[Set exercise] Only the number is needed: how many lines of the records include "Sistemas"?

[Stored rows]

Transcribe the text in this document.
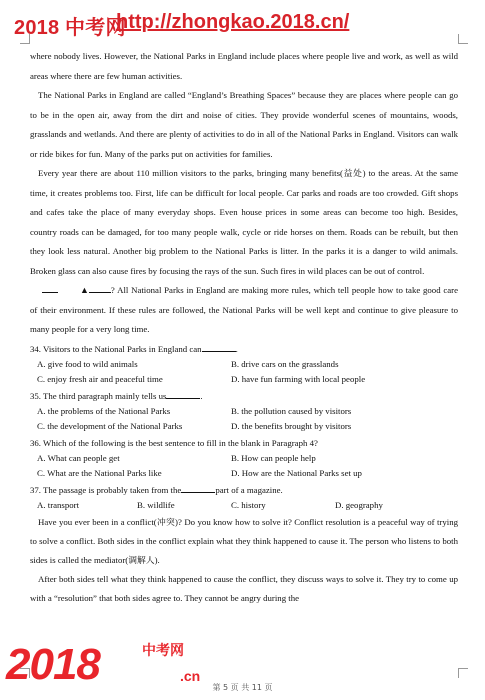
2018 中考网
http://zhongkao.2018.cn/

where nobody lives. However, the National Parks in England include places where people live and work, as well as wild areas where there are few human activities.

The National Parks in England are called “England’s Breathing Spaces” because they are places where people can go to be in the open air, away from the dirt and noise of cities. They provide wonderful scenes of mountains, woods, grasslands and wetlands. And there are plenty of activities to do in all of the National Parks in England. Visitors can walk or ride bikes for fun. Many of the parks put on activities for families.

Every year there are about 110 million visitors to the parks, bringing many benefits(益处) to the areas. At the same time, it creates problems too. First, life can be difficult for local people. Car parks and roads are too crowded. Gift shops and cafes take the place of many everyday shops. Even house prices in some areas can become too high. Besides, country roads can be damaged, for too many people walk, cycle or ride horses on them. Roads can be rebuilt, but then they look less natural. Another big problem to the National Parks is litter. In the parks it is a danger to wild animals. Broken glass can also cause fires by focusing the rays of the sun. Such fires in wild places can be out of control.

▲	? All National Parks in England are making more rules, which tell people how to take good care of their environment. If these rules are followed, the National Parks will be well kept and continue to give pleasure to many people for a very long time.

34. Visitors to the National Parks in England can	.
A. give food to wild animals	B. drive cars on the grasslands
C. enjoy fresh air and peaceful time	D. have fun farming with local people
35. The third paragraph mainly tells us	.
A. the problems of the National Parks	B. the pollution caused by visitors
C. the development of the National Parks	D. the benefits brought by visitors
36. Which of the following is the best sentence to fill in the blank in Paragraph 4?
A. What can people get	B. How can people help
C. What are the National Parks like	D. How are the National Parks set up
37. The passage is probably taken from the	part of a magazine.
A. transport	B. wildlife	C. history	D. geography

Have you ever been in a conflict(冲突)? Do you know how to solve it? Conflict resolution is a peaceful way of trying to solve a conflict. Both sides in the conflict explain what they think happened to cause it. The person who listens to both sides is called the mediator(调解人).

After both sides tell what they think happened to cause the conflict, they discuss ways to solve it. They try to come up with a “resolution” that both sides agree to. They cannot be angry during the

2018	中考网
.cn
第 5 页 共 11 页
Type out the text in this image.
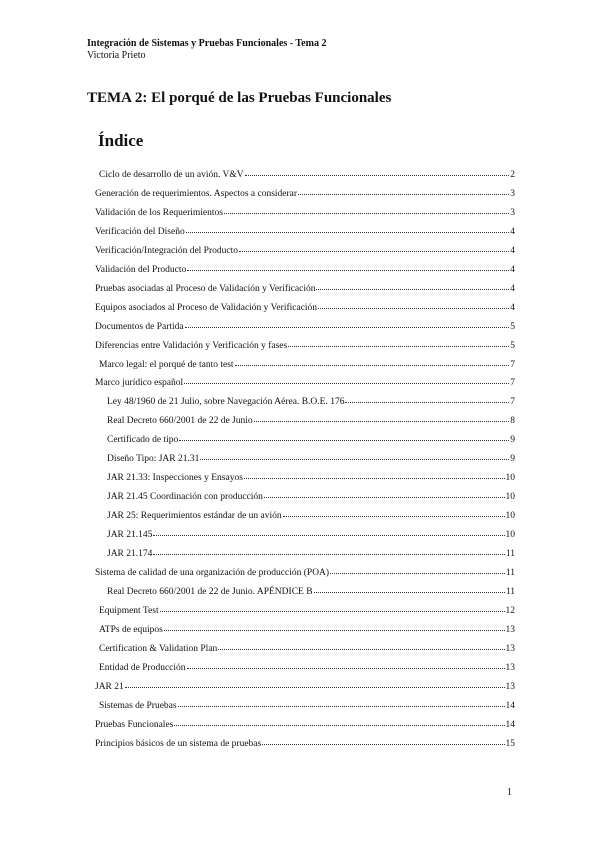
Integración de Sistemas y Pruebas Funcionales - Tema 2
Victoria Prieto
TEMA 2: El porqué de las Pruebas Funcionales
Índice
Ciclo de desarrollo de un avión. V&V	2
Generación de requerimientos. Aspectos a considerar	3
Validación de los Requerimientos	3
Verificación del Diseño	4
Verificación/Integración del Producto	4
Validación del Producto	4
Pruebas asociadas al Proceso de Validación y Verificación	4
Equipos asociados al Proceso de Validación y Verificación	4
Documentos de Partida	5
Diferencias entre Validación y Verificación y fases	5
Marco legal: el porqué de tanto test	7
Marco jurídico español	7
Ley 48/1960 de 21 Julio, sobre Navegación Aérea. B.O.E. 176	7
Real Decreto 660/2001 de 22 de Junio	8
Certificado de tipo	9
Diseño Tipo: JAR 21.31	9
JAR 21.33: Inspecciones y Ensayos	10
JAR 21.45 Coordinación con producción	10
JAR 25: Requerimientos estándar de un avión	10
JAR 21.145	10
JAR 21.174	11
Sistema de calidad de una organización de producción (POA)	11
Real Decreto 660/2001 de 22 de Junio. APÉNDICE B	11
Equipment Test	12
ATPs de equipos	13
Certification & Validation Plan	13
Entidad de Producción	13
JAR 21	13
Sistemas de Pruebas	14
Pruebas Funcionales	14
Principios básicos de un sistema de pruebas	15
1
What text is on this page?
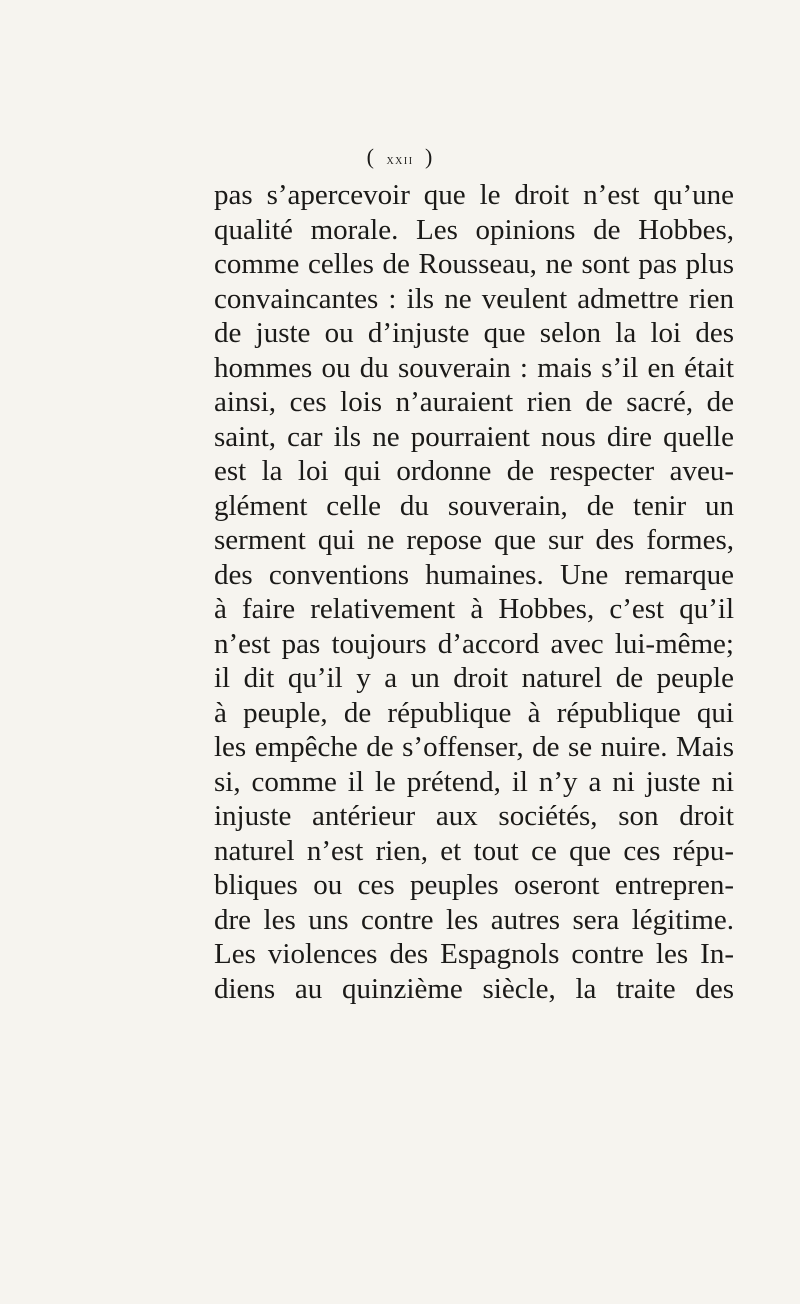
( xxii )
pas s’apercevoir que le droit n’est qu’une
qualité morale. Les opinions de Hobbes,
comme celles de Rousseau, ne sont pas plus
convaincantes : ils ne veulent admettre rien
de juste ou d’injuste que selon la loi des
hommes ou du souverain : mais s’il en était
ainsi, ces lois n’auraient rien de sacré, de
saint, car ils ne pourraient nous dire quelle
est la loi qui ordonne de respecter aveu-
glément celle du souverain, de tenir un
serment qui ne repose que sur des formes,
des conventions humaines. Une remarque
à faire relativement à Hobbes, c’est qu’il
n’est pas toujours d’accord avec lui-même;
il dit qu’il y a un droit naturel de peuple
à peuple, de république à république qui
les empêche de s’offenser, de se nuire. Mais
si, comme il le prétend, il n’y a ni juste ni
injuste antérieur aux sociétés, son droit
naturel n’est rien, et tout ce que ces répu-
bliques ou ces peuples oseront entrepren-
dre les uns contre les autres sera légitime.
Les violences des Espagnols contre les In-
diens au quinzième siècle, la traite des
---
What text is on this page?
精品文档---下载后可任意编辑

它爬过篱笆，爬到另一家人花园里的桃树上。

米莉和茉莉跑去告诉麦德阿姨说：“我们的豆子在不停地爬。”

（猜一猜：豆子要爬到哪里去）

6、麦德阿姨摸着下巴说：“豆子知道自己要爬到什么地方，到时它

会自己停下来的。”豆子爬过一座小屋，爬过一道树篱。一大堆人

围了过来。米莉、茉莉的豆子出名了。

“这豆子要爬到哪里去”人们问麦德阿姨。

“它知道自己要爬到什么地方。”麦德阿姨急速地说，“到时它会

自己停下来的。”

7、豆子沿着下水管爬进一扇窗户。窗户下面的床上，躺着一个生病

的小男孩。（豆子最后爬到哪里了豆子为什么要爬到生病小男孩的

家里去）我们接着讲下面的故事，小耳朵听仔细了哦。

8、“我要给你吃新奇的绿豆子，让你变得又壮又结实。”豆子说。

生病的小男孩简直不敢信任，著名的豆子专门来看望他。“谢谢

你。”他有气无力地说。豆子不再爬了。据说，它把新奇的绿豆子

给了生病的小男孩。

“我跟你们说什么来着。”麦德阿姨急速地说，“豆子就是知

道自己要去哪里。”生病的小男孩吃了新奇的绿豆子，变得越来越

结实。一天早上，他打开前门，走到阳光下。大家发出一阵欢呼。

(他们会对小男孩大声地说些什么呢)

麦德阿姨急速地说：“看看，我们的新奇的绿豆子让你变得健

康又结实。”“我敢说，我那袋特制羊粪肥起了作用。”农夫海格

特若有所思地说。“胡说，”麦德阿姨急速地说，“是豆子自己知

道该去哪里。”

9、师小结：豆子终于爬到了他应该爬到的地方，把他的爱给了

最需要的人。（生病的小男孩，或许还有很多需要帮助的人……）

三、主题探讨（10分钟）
==
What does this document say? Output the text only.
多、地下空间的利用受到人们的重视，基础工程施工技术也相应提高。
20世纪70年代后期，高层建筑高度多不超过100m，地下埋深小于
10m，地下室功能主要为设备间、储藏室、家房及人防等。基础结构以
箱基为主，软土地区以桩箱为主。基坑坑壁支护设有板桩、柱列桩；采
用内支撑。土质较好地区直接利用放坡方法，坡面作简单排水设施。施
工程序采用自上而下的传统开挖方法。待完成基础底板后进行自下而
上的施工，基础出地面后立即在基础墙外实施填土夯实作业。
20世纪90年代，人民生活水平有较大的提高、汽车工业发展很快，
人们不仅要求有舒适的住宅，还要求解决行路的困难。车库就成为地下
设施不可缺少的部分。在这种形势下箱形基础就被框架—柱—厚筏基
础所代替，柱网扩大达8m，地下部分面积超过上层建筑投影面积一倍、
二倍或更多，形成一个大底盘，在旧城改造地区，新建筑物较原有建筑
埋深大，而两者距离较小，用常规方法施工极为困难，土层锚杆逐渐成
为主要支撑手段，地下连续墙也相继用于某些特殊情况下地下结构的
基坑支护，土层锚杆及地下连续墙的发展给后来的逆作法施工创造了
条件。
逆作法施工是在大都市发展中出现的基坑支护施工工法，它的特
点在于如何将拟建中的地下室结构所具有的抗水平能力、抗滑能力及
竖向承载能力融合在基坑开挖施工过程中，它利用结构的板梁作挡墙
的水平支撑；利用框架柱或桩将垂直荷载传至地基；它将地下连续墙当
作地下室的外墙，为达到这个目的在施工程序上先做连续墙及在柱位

[Task response] 2